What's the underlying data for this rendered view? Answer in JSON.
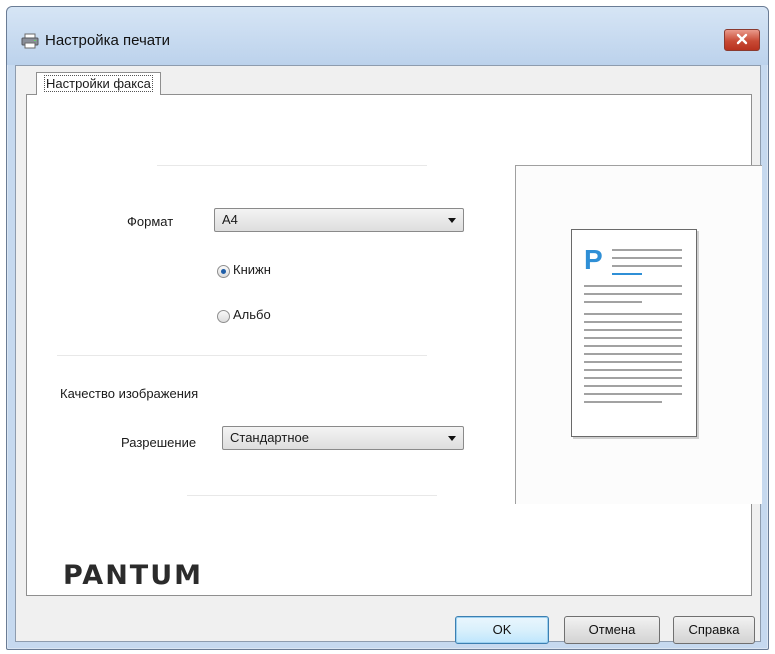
{
  "window": {
    "title": "Настройка печати",
    "icon": "printer-icon",
    "close_icon": "close-icon"
  },
  "tabs": [
    {
      "label": "Настройки факса",
      "selected": true
    }
  ],
  "settings": {
    "format_label": "Формат",
    "format_value": "A4",
    "orientation": {
      "portrait_label": "Книжн",
      "landscape_label": "Альбо",
      "selected": "portrait"
    },
    "quality_heading": "Качество изображения",
    "resolution_label": "Разрешение",
    "resolution_value": "Стандартное"
  },
  "preview": {
    "page_letter": "P",
    "accent_color": "#2f8fd6"
  },
  "brand": {
    "logo_text": "PANTUM"
  },
  "buttons": {
    "ok": "OK",
    "cancel": "Отмена",
    "help": "Справка"
  }
}
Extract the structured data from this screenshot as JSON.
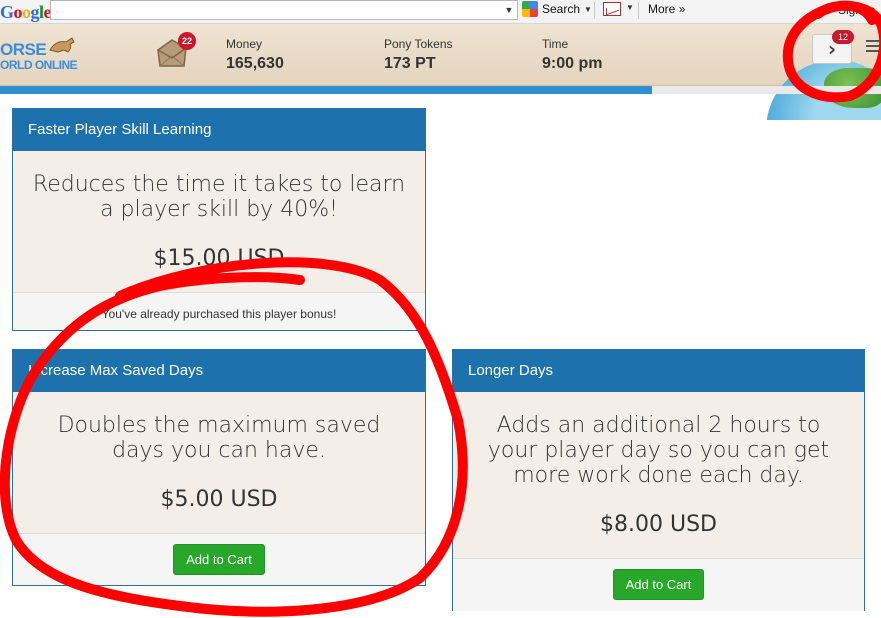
{
  "browser_toolbar": {
    "search_letters": [
      "G",
      "o",
      "o",
      "g",
      "l",
      "e"
    ],
    "search_value": "",
    "search_button": "Search",
    "more_label": "More",
    "signin_label": "Sign In"
  },
  "game_header": {
    "logo_top": "ORSE",
    "logo_bottom": "ORLD ONLINE",
    "inbox_count": "22",
    "money_label": "Money",
    "money_value": "165,630",
    "tokens_label": "Pony Tokens",
    "tokens_value": "173 PT",
    "time_label": "Time",
    "time_value": "9:00 pm",
    "notifications_count": "12",
    "progress_percent": 74
  },
  "cards": [
    {
      "title": "Faster Player Skill Learning",
      "description": "Reduces the time it takes to learn a player skill by 40%!",
      "price": "$15.00 USD",
      "footer_note": "You've already purchased this player bonus!"
    },
    {
      "title": "Increase Max Saved Days",
      "description": "Doubles the maximum saved days you can have.",
      "price": "$5.00 USD",
      "button": "Add to Cart"
    },
    {
      "title": "Longer Days",
      "description": "Adds an additional 2 hours to your player day so you can get more work done each day.",
      "price": "$8.00 USD",
      "button": "Add to Cart"
    }
  ],
  "colors": {
    "card_header": "#1d72ae",
    "card_body": "#f4eee8",
    "cart_button": "#27a82a",
    "annotation": "#ff0000"
  }
}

○ ○ ○

Exclude the pictures, and transcribe all of the material exactly.

What's the underlying data for this rendered view? Answer in JSON.
{
  "window": {
    "title": "Настройка печати",
    "icon": "printer-icon",
    "close_icon": "close-icon"
  },
  "tabs": [
    {
      "label": "Настройки факса",
      "selected": true
    }
  ],
  "settings": {
    "format_label": "Формат",
    "format_value": "A4",
    "orientation": {
      "portrait_label": "Книжн",
      "landscape_label": "Альбо",
      "selected": "portrait"
    },
    "quality_heading": "Качество изображения",
    "resolution_label": "Разрешение",
    "resolution_value": "Стандартное"
  },
  "preview": {
    "page_letter": "P",
    "accent_color": "#2f8fd6"
  },
  "brand": {
    "logo_text": "PANTUM"
  },
  "buttons": {
    "ok": "OK",
    "cancel": "Отмена",
    "help": "Справка"
  }
}
Extract the structured data from this screenshot as JSON.
{
  "browser_toolbar": {
    "search_letters": [
      "G",
      "o",
      "o",
      "g",
      "l",
      "e"
    ],
    "search_value": "",
    "search_button": "Search",
    "more_label": "More",
    "signin_label": "Sign In"
  },
  "game_header": {
    "logo_top": "ORSE",
    "logo_bottom": "ORLD ONLINE",
    "inbox_count": "22",
    "money_label": "Money",
    "money_value": "165,630",
    "tokens_label": "Pony Tokens",
    "tokens_value": "173 PT",
    "time_label": "Time",
    "time_value": "9:00 pm",
    "notifications_count": "12",
    "progress_percent": 74
  },
  "cards": [
    {
      "title": "Faster Player Skill Learning",
      "description": "Reduces the time it takes to learn a player skill by 40%!",
      "price": "$15.00 USD",
      "footer_note": "You've already purchased this player bonus!"
    },
    {
      "title": "Increase Max Saved Days",
      "description": "Doubles the maximum saved days you can have.",
      "price": "$5.00 USD",
      "button": "Add to Cart"
    },
    {
      "title": "Longer Days",
      "description": "Adds an additional 2 hours to your player day so you can get more work done each day.",
      "price": "$8.00 USD",
      "button": "Add to Cart"
    }
  ],
  "colors": {
    "card_header": "#1d72ae",
    "card_body": "#f4eee8",
    "cart_button": "#27a82a",
    "annotation": "#ff0000"
  }
}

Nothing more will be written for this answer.